◆ Exercise requirements ◆
Search the records for the word "type" and report each line that has it.

+++ Items

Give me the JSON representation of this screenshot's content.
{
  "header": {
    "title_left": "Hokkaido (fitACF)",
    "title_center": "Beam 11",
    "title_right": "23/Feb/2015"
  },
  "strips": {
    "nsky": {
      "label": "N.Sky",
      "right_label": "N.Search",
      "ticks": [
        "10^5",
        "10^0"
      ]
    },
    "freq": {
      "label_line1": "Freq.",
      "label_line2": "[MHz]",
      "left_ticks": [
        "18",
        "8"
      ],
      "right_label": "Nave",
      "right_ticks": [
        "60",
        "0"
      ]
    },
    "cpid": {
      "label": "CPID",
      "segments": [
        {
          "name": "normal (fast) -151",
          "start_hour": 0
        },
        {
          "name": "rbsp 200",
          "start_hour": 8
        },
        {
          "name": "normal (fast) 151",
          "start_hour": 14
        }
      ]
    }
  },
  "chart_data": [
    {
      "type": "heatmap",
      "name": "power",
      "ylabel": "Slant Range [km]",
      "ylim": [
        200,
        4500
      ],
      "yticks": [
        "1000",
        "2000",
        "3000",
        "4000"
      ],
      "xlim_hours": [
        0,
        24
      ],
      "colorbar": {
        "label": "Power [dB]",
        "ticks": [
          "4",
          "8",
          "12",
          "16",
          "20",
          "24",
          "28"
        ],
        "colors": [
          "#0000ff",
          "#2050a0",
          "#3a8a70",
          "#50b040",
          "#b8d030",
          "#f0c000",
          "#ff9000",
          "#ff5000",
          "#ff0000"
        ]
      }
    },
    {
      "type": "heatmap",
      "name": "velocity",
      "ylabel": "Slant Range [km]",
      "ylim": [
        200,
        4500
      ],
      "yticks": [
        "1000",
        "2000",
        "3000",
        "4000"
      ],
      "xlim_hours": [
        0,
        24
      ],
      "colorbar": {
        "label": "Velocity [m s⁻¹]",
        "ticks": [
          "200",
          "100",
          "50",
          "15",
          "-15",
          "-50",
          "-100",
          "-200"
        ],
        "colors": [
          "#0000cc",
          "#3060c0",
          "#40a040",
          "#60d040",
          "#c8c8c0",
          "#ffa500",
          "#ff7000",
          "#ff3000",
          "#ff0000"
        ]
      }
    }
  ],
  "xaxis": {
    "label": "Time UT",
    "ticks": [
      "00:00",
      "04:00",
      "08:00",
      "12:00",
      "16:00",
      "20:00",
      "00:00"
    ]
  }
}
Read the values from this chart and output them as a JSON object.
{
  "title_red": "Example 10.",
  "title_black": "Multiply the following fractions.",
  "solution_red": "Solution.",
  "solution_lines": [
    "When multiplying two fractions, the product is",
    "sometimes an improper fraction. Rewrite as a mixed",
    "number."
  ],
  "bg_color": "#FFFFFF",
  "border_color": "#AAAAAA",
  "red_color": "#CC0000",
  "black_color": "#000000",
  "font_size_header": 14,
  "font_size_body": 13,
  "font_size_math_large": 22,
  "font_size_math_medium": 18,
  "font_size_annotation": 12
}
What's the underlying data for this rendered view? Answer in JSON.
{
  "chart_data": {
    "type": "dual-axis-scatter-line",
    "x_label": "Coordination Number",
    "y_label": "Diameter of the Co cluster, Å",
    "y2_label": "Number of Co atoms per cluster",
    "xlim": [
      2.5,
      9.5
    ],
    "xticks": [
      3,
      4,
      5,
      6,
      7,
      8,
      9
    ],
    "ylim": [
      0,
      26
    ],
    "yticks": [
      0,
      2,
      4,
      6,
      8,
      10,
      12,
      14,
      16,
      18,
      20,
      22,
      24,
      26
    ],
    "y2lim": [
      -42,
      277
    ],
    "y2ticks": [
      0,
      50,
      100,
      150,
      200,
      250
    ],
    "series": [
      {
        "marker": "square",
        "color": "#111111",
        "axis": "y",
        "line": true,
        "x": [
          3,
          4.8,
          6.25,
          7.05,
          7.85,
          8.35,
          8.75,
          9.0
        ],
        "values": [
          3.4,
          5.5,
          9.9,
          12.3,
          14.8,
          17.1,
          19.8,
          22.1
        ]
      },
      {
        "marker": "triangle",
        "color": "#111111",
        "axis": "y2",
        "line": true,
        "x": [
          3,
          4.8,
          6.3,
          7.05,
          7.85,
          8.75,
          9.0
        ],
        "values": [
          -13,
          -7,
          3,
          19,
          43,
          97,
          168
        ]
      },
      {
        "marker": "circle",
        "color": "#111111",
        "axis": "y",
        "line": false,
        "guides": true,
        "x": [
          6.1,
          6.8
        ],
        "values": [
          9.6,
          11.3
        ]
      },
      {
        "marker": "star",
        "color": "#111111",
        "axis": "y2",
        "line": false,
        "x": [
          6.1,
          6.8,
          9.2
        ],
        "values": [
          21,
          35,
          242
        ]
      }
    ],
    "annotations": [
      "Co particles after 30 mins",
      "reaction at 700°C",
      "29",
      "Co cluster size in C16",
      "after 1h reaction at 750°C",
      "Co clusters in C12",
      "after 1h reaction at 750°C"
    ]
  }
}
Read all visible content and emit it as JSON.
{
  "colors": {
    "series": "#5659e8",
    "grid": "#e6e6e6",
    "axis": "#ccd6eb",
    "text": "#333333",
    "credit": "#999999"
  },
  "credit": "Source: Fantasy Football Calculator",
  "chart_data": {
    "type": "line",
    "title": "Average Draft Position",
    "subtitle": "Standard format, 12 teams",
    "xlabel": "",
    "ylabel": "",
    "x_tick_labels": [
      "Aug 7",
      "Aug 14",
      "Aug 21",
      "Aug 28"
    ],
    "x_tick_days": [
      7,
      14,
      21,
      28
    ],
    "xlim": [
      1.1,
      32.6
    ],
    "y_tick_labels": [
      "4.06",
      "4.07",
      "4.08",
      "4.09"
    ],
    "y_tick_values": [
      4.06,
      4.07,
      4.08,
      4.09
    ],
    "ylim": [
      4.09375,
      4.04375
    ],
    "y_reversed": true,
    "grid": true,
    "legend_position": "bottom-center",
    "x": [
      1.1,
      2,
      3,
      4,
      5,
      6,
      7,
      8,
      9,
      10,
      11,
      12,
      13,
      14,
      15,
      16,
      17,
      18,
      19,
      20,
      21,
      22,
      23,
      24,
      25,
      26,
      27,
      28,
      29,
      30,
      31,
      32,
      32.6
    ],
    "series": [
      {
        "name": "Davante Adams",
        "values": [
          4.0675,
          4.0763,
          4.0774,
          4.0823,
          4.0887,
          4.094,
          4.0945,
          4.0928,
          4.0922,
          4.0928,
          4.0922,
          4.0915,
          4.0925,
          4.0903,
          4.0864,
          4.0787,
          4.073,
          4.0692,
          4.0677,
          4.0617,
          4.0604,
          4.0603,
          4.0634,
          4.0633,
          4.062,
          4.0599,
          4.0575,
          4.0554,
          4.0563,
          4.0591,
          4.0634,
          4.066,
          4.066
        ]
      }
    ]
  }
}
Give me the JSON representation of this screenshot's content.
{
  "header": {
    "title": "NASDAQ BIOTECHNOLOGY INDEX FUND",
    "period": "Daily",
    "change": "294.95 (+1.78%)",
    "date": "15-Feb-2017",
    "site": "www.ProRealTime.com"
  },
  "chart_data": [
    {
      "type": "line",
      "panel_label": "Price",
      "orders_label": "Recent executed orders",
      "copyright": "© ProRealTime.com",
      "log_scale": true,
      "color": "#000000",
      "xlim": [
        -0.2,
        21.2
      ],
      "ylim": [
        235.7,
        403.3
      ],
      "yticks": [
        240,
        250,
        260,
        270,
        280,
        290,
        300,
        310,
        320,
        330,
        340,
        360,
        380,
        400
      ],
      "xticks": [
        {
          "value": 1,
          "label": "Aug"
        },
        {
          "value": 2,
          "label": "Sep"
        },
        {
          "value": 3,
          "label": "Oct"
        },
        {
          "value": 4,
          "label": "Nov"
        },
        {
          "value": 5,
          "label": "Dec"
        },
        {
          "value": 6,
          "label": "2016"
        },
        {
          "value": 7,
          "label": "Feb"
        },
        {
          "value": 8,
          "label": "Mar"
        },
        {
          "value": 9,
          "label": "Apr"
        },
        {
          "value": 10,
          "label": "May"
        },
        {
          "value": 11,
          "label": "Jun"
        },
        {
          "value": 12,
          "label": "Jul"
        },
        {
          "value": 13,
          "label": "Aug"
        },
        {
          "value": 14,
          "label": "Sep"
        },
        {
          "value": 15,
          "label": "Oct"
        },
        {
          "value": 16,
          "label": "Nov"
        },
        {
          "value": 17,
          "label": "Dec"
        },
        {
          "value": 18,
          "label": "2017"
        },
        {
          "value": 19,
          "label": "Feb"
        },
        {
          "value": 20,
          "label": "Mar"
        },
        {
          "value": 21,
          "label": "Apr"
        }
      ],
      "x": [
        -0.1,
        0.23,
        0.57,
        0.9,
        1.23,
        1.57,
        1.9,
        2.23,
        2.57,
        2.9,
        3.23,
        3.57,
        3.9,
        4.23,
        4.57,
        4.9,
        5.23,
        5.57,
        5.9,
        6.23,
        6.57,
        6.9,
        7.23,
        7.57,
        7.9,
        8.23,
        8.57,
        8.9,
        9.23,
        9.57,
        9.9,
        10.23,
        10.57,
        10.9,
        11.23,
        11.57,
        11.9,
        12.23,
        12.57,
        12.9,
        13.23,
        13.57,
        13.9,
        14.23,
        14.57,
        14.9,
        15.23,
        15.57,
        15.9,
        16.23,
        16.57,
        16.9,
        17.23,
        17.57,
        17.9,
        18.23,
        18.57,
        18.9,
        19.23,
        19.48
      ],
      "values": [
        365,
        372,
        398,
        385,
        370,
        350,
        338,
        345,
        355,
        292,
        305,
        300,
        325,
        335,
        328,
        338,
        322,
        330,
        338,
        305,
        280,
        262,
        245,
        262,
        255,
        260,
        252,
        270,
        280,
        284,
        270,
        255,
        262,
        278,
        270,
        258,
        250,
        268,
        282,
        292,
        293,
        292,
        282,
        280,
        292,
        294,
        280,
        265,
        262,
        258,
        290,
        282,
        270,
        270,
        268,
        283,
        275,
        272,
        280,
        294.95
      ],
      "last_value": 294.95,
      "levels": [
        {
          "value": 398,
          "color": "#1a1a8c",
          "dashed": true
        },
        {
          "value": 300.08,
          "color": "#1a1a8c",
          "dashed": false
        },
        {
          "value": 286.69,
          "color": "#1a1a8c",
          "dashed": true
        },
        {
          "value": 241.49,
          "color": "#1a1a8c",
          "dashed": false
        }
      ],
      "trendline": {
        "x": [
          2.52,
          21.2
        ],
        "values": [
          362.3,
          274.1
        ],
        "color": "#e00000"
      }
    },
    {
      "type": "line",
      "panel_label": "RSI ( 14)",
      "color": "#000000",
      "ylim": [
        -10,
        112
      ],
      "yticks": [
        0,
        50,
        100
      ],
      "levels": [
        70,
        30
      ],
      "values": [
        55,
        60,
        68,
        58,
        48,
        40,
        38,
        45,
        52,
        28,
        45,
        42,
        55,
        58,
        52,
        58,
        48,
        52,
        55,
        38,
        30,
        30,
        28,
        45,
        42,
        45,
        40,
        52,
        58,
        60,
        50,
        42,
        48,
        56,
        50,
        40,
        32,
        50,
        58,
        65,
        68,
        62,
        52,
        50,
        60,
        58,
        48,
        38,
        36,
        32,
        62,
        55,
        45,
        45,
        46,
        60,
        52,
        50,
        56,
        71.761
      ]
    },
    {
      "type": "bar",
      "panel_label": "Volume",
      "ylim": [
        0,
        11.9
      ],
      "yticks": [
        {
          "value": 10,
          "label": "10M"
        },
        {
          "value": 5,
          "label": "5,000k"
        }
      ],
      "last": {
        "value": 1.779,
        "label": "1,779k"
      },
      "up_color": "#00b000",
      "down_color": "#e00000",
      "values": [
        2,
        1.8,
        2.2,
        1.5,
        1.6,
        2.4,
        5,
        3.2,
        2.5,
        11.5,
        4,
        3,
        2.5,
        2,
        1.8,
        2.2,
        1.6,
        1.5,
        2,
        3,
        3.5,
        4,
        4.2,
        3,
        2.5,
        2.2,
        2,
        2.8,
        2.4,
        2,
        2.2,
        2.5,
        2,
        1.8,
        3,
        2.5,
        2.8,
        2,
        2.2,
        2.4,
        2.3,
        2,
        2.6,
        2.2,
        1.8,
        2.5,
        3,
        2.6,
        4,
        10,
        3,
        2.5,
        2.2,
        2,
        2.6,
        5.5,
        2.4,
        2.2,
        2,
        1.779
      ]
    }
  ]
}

++++++

◆ Result of the task ◆
      "type": "heatmap",
      "type": "heatmap",
    "type": "dual-axis-scatter-line",
    "type": "line",
      "type": "line",
      "type": "line",
      "type": "bar",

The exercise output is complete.